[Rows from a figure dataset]
****************

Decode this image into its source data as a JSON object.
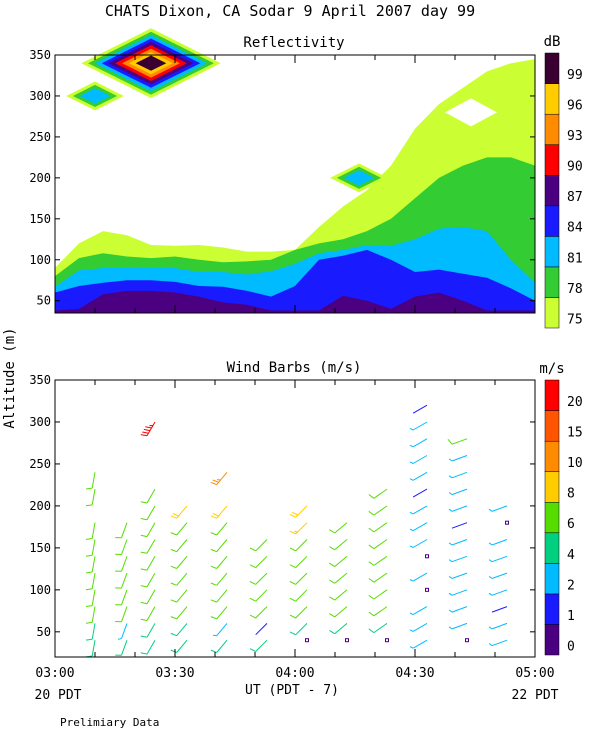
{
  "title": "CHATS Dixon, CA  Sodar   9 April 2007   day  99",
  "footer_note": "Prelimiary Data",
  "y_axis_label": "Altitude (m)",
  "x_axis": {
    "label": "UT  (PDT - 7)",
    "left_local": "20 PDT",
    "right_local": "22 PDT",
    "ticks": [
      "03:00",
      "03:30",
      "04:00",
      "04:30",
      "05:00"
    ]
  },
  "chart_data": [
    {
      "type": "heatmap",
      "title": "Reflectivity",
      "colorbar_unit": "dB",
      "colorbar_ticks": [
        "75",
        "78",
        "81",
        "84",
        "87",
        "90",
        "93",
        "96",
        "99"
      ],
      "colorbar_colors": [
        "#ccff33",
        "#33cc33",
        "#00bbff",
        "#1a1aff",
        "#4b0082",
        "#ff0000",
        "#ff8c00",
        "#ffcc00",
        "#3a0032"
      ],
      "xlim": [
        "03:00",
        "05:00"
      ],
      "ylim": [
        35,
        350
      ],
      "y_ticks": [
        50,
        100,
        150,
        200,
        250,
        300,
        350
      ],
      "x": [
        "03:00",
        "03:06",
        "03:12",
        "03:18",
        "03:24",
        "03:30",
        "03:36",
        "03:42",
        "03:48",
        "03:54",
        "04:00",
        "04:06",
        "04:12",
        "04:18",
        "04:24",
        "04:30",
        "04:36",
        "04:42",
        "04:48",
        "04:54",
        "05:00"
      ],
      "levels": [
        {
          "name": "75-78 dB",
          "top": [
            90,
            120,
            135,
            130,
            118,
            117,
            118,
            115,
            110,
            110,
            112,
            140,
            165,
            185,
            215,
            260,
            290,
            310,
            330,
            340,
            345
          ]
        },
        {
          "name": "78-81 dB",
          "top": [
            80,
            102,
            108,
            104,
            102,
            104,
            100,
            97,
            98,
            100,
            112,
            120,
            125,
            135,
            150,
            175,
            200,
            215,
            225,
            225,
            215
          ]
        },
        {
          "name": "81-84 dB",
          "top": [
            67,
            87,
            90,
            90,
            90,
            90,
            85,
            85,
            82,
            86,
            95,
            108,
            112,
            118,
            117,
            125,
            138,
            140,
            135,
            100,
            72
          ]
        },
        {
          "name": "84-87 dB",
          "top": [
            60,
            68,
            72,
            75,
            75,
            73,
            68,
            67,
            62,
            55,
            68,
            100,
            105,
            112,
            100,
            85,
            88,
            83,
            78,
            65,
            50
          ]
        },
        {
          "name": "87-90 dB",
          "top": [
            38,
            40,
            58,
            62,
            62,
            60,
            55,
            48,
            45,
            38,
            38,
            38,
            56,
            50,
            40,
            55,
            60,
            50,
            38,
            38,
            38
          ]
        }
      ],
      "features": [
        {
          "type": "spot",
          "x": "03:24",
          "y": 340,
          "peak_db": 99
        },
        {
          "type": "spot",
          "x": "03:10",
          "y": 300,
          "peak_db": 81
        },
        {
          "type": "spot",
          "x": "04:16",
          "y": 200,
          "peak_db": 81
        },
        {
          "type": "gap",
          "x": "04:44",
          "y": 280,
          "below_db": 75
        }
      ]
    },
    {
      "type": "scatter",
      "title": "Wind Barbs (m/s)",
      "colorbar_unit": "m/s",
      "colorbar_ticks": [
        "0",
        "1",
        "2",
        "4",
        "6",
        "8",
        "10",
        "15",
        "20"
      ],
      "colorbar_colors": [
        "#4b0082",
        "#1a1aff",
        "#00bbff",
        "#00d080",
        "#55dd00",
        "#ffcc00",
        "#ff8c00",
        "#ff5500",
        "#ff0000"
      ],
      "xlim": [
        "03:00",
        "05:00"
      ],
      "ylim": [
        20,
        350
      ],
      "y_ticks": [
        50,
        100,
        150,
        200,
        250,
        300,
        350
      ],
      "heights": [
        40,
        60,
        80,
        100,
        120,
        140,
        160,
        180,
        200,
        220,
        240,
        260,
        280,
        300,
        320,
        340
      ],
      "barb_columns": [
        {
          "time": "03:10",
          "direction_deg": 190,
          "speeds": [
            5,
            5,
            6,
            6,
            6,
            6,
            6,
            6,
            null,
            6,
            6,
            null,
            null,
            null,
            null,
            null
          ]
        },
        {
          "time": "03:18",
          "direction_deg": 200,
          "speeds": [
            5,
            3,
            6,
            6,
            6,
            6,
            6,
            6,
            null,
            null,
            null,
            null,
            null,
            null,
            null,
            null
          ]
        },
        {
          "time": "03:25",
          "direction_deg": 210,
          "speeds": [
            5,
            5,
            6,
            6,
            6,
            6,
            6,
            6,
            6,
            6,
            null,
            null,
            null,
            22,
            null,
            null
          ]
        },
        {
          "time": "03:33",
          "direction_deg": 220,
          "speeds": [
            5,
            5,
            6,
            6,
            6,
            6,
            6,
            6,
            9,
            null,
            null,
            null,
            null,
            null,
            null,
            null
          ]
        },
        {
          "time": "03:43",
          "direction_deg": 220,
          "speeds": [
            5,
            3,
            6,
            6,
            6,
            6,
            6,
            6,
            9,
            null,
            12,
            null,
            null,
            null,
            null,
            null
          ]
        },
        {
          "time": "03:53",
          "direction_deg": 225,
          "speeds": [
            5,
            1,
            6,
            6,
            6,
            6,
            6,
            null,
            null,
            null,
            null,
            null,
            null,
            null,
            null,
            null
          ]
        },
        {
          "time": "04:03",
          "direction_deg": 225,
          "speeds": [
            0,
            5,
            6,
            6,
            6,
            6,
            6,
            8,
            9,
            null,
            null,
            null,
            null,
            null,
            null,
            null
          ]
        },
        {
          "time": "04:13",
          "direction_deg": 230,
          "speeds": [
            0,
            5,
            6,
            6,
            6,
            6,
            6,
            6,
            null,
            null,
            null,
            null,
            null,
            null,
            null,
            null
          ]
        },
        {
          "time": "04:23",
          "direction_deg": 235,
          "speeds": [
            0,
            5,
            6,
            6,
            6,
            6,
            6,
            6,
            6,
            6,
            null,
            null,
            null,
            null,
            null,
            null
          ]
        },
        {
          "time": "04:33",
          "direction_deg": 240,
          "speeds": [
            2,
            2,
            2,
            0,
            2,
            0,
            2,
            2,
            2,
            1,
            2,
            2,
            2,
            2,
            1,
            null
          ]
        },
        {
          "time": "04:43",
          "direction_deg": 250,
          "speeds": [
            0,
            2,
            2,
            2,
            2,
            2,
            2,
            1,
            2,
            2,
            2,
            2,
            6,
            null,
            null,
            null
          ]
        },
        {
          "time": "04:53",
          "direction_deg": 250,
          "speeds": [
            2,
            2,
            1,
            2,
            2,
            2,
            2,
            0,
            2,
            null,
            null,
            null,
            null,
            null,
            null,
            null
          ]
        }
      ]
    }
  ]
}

****************

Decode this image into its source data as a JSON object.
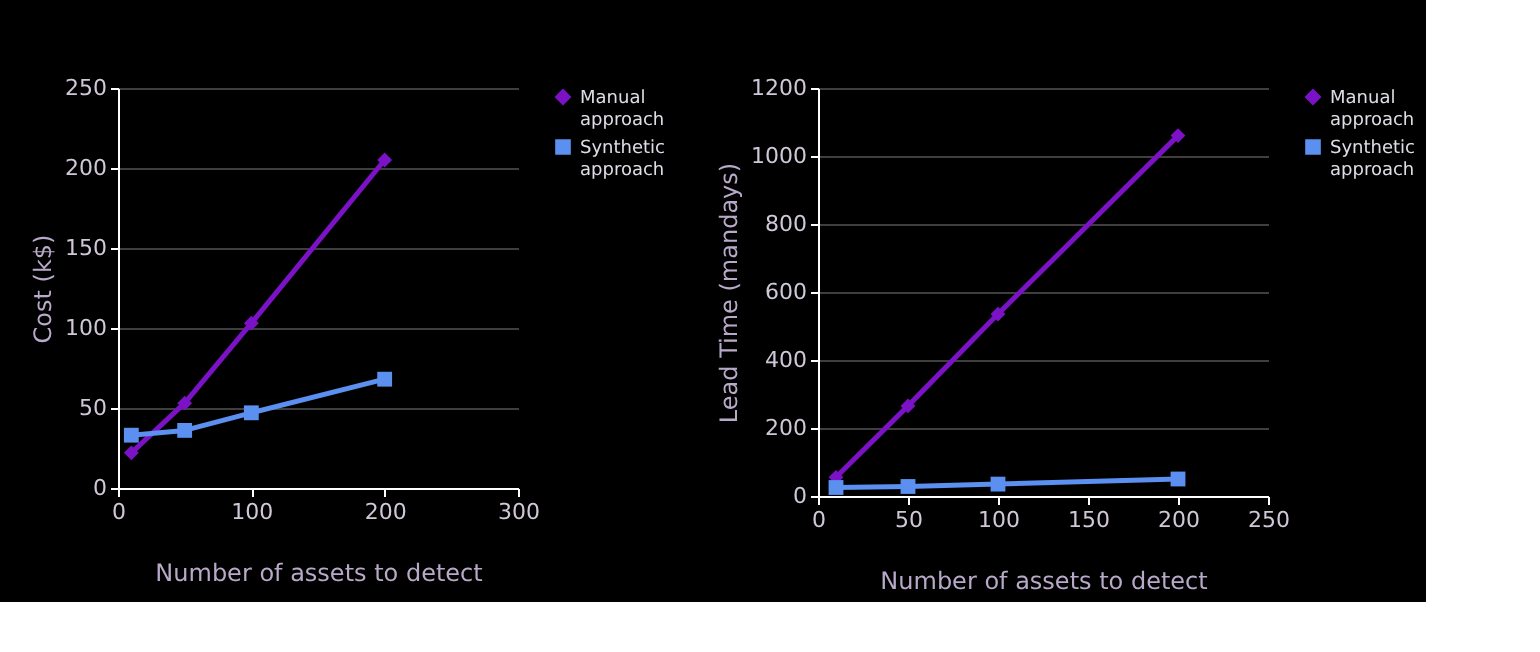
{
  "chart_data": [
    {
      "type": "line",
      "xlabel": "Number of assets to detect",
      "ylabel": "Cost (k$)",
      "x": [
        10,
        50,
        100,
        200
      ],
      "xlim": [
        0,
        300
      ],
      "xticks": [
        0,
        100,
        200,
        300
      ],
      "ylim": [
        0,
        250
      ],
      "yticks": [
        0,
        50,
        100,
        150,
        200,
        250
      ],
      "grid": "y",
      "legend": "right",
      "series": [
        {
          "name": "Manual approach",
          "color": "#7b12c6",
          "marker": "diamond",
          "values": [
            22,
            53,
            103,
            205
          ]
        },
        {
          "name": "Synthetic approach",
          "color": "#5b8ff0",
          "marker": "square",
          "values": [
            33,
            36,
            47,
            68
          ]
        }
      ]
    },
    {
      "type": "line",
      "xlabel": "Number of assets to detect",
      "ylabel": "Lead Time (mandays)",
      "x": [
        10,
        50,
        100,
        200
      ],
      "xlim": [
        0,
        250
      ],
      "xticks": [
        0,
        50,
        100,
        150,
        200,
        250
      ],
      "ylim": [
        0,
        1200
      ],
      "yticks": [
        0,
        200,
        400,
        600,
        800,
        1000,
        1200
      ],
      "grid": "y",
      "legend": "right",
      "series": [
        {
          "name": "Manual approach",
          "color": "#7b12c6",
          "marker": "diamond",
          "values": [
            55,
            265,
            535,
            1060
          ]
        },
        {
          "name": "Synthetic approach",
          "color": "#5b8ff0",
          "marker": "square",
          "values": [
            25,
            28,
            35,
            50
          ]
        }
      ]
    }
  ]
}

****************

• Stated exercise:
Where a line in the material contains "ylabel", copy that line.

• Result for this exercise:
      "ylabel": "Cost (k$)",
      "ylabel": "Lead Time (mandays)",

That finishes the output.